(Instructions to follow) Transcribe the listing word for word.

Rows from a figure dataset:
◇ ◇ ◇ ◇ ◇

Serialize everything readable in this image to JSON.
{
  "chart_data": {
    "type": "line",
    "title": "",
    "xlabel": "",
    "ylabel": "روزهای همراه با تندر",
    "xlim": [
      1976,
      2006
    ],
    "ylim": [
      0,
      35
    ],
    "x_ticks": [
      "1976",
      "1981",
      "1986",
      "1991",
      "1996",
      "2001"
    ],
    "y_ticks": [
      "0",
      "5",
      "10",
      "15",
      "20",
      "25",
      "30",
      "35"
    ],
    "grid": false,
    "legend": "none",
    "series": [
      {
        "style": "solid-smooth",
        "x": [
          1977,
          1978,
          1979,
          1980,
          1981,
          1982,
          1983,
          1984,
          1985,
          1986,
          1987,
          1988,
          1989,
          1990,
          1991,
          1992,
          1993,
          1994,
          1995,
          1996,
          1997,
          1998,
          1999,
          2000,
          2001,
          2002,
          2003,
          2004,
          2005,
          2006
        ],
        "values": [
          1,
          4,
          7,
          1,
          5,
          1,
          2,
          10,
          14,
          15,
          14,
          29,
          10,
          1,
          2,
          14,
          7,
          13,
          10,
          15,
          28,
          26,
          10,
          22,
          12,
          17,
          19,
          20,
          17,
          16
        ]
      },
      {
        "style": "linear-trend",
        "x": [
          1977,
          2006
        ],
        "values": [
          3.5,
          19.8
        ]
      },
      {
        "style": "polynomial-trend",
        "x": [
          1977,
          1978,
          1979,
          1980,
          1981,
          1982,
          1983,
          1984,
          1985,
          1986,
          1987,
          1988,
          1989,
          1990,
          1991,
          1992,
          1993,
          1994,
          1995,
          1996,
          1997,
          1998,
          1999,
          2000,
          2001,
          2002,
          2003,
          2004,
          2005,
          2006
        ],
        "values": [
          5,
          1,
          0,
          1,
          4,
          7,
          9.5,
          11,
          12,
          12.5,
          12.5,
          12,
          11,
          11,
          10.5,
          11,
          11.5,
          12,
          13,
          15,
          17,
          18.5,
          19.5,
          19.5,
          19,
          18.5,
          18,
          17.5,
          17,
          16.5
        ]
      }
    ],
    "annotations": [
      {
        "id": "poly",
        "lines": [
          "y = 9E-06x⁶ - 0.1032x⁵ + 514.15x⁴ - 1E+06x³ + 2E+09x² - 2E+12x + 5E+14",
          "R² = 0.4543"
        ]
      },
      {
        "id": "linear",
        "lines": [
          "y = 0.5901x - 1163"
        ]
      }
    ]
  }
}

◇ ◇ ◇ ◇ ◇

(Result for this task)
Serialize everything readable in this image to JSON.
{
  "chart_data": {
    "type": "line",
    "title": "",
    "xlabel": "",
    "ylabel": "روزهای همراه با تندر",
    "xlim": [
      1976,
      2006
    ],
    "ylim": [
      0,
      35
    ],
    "x_ticks": [
      "1976",
      "1981",
      "1986",
      "1991",
      "1996",
      "2001"
    ],
    "y_ticks": [
      "0",
      "5",
      "10",
      "15",
      "20",
      "25",
      "30",
      "35"
    ],
    "grid": false,
    "legend": "none",
    "series": [
      {
        "style": "solid-smooth",
        "x": [
          1977,
          1978,
          1979,
          1980,
          1981,
          1982,
          1983,
          1984,
          1985,
          1986,
          1987,
          1988,
          1989,
          1990,
          1991,
          1992,
          1993,
          1994,
          1995,
          1996,
          1997,
          1998,
          1999,
          2000,
          2001,
          2002,
          2003,
          2004,
          2005,
          2006
        ],
        "values": [
          1,
          4,
          7,
          1,
          5,
          1,
          2,
          10,
          14,
          15,
          14,
          29,
          10,
          1,
          2,
          14,
          7,
          13,
          10,
          15,
          28,
          26,
          10,
          22,
          12,
          17,
          19,
          20,
          17,
          16
        ]
      },
      {
        "style": "linear-trend",
        "x": [
          1977,
          2006
        ],
        "values": [
          3.5,
          19.8
        ]
      },
      {
        "style": "polynomial-trend",
        "x": [
          1977,
          1978,
          1979,
          1980,
          1981,
          1982,
          1983,
          1984,
          1985,
          1986,
          1987,
          1988,
          1989,
          1990,
          1991,
          1992,
          1993,
          1994,
          1995,
          1996,
          1997,
          1998,
          1999,
          2000,
          2001,
          2002,
          2003,
          2004,
          2005,
          2006
        ],
        "values": [
          5,
          1,
          0,
          1,
          4,
          7,
          9.5,
          11,
          12,
          12.5,
          12.5,
          12,
          11,
          11,
          10.5,
          11,
          11.5,
          12,
          13,
          15,
          17,
          18.5,
          19.5,
          19.5,
          19,
          18.5,
          18,
          17.5,
          17,
          16.5
        ]
      }
    ],
    "annotations": [
      {
        "id": "poly",
        "lines": [
          "y = 9E-06x⁶ - 0.1032x⁵ + 514.15x⁴ - 1E+06x³ + 2E+09x² - 2E+12x + 5E+14",
          "R² = 0.4543"
        ]
      },
      {
        "id": "linear",
        "lines": [
          "y = 0.5901x - 1163"
        ]
      }
    ]
  }
}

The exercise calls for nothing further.